## WHAT IS ASKED
All the data should come back exactly as it was given.
[BEGIN]
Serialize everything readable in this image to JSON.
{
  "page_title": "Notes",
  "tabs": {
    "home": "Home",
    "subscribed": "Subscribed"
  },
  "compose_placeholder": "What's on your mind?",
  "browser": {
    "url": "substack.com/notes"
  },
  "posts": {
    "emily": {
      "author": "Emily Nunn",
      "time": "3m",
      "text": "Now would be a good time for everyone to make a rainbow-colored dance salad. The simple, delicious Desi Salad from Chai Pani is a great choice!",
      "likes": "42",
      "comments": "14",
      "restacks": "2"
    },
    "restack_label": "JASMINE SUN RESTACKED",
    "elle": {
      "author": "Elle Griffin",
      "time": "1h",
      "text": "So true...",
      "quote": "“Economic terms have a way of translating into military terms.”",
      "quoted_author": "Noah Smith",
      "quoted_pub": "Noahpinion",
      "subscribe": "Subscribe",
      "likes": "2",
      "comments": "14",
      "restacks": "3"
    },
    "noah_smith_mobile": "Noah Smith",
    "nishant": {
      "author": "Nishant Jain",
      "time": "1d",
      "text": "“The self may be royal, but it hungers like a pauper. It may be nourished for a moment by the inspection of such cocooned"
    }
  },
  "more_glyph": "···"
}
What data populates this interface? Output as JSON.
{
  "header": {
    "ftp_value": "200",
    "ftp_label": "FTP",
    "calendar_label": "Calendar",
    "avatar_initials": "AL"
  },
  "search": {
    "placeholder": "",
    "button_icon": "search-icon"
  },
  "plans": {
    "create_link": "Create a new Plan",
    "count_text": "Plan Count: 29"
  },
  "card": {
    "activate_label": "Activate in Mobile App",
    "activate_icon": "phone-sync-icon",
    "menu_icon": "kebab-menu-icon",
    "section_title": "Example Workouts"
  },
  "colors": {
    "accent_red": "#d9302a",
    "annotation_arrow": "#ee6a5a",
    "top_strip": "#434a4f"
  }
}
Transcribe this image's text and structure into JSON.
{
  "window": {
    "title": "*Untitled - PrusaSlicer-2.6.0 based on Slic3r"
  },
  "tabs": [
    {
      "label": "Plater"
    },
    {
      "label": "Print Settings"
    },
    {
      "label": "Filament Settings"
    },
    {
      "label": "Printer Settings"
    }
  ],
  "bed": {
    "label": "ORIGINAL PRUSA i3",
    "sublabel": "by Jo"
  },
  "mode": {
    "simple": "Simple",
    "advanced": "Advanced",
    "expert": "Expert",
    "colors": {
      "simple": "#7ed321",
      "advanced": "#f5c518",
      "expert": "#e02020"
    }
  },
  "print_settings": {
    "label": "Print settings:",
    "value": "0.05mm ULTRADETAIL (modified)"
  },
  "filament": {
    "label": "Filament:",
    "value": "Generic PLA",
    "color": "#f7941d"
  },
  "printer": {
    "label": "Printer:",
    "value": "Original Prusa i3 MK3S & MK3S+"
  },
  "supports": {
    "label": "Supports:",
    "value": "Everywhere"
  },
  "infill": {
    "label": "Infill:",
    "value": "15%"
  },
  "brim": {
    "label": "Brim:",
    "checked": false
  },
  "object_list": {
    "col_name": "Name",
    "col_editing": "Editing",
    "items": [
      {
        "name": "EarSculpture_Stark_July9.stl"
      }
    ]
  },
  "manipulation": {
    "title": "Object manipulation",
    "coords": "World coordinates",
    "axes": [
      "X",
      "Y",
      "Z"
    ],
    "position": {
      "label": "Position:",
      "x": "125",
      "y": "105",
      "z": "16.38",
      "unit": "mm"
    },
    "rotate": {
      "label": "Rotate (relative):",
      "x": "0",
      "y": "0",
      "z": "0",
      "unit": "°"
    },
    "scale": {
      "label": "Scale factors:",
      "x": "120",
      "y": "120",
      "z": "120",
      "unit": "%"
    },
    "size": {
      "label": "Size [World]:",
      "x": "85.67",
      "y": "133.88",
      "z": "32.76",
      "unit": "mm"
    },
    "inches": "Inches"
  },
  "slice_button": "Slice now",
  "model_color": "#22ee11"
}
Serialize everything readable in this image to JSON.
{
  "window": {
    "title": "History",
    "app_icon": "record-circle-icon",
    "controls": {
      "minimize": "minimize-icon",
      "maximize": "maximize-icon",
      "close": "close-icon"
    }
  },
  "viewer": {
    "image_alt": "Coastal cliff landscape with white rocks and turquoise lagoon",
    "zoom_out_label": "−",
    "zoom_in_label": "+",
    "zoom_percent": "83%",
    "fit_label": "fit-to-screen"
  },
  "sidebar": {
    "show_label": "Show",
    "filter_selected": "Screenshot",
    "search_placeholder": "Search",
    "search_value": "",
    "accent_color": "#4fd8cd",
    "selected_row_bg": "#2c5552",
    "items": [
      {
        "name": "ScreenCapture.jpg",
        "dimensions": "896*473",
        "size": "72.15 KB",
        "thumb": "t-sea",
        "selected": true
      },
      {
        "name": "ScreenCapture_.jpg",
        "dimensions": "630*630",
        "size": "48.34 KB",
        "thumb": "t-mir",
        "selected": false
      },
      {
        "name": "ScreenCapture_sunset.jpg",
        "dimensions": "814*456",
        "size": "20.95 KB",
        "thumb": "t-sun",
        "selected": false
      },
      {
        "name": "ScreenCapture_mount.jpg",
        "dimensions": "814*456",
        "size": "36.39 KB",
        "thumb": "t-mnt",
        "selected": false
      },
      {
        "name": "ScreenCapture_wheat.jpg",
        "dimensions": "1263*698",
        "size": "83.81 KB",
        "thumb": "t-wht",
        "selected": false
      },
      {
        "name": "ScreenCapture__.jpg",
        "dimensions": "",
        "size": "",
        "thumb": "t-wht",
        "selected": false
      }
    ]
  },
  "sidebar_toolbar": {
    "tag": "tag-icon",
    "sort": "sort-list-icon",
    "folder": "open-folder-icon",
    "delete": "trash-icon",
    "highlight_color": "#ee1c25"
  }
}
[END]
## COMPLETE RESPONSE
Serialize everything readable in this image to JSON.
{
  "page_title": "Notes",
  "tabs": {
    "home": "Home",
    "subscribed": "Subscribed"
  },
  "compose_placeholder": "What's on your mind?",
  "browser": {
    "url": "substack.com/notes"
  },
  "posts": {
    "emily": {
      "author": "Emily Nunn",
      "time": "3m",
      "text": "Now would be a good time for everyone to make a rainbow-colored dance salad. The simple, delicious Desi Salad from Chai Pani is a great choice!",
      "likes": "42",
      "comments": "14",
      "restacks": "2"
    },
    "restack_label": "JASMINE SUN RESTACKED",
    "elle": {
      "author": "Elle Griffin",
      "time": "1h",
      "text": "So true...",
      "quote": "“Economic terms have a way of translating into military terms.”",
      "quoted_author": "Noah Smith",
      "quoted_pub": "Noahpinion",
      "subscribe": "Subscribe",
      "likes": "2",
      "comments": "14",
      "restacks": "3"
    },
    "noah_smith_mobile": "Noah Smith",
    "nishant": {
      "author": "Nishant Jain",
      "time": "1d",
      "text": "“The self may be royal, but it hungers like a pauper. It may be nourished for a moment by the inspection of such cocooned"
    }
  },
  "more_glyph": "···"
}
What data populates this interface? Output as JSON.
{
  "header": {
    "ftp_value": "200",
    "ftp_label": "FTP",
    "calendar_label": "Calendar",
    "avatar_initials": "AL"
  },
  "search": {
    "placeholder": "",
    "button_icon": "search-icon"
  },
  "plans": {
    "create_link": "Create a new Plan",
    "count_text": "Plan Count: 29"
  },
  "card": {
    "activate_label": "Activate in Mobile App",
    "activate_icon": "phone-sync-icon",
    "menu_icon": "kebab-menu-icon",
    "section_title": "Example Workouts"
  },
  "colors": {
    "accent_red": "#d9302a",
    "annotation_arrow": "#ee6a5a",
    "top_strip": "#434a4f"
  }
}
Transcribe this image's text and structure into JSON.
{
  "window": {
    "title": "*Untitled - PrusaSlicer-2.6.0 based on Slic3r"
  },
  "tabs": [
    {
      "label": "Plater"
    },
    {
      "label": "Print Settings"
    },
    {
      "label": "Filament Settings"
    },
    {
      "label": "Printer Settings"
    }
  ],
  "bed": {
    "label": "ORIGINAL PRUSA i3",
    "sublabel": "by Jo"
  },
  "mode": {
    "simple": "Simple",
    "advanced": "Advanced",
    "expert": "Expert",
    "colors": {
      "simple": "#7ed321",
      "advanced": "#f5c518",
      "expert": "#e02020"
    }
  },
  "print_settings": {
    "label": "Print settings:",
    "value": "0.05mm ULTRADETAIL (modified)"
  },
  "filament": {
    "label": "Filament:",
    "value": "Generic PLA",
    "color": "#f7941d"
  },
  "printer": {
    "label": "Printer:",
    "value": "Original Prusa i3 MK3S & MK3S+"
  },
  "supports": {
    "label": "Supports:",
    "value": "Everywhere"
  },
  "infill": {
    "label": "Infill:",
    "value": "15%"
  },
  "brim": {
    "label": "Brim:",
    "checked": false
  },
  "object_list": {
    "col_name": "Name",
    "col_editing": "Editing",
    "items": [
      {
        "name": "EarSculpture_Stark_July9.stl"
      }
    ]
  },
  "manipulation": {
    "title": "Object manipulation",
    "coords": "World coordinates",
    "axes": [
      "X",
      "Y",
      "Z"
    ],
    "position": {
      "label": "Position:",
      "x": "125",
      "y": "105",
      "z": "16.38",
      "unit": "mm"
    },
    "rotate": {
      "label": "Rotate (relative):",
      "x": "0",
      "y": "0",
      "z": "0",
      "unit": "°"
    },
    "scale": {
      "label": "Scale factors:",
      "x": "120",
      "y": "120",
      "z": "120",
      "unit": "%"
    },
    "size": {
      "label": "Size [World]:",
      "x": "85.67",
      "y": "133.88",
      "z": "32.76",
      "unit": "mm"
    },
    "inches": "Inches"
  },
  "slice_button": "Slice now",
  "model_color": "#22ee11"
}
Serialize everything readable in this image to JSON.
{
  "window": {
    "title": "History",
    "app_icon": "record-circle-icon",
    "controls": {
      "minimize": "minimize-icon",
      "maximize": "maximize-icon",
      "close": "close-icon"
    }
  },
  "viewer": {
    "image_alt": "Coastal cliff landscape with white rocks and turquoise lagoon",
    "zoom_out_label": "−",
    "zoom_in_label": "+",
    "zoom_percent": "83%",
    "fit_label": "fit-to-screen"
  },
  "sidebar": {
    "show_label": "Show",
    "filter_selected": "Screenshot",
    "search_placeholder": "Search",
    "search_value": "",
    "accent_color": "#4fd8cd",
    "selected_row_bg": "#2c5552",
    "items": [
      {
        "name": "ScreenCapture.jpg",
        "dimensions": "896*473",
        "size": "72.15 KB",
        "thumb": "t-sea",
        "selected": true
      },
      {
        "name": "ScreenCapture_.jpg",
        "dimensions": "630*630",
        "size": "48.34 KB",
        "thumb": "t-mir",
        "selected": false
      },
      {
        "name": "ScreenCapture_sunset.jpg",
        "dimensions": "814*456",
        "size": "20.95 KB",
        "thumb": "t-sun",
        "selected": false
      },
      {
        "name": "ScreenCapture_mount.jpg",
        "dimensions": "814*456",
        "size": "36.39 KB",
        "thumb": "t-mnt",
        "selected": false
      },
      {
        "name": "ScreenCapture_wheat.jpg",
        "dimensions": "1263*698",
        "size": "83.81 KB",
        "thumb": "t-wht",
        "selected": false
      },
      {
        "name": "ScreenCapture__.jpg",
        "dimensions": "",
        "size": "",
        "thumb": "t-wht",
        "selected": false
      }
    ]
  },
  "sidebar_toolbar": {
    "tag": "tag-icon",
    "sort": "sort-list-icon",
    "folder": "open-folder-icon",
    "delete": "trash-icon",
    "highlight_color": "#ee1c25"
  }
}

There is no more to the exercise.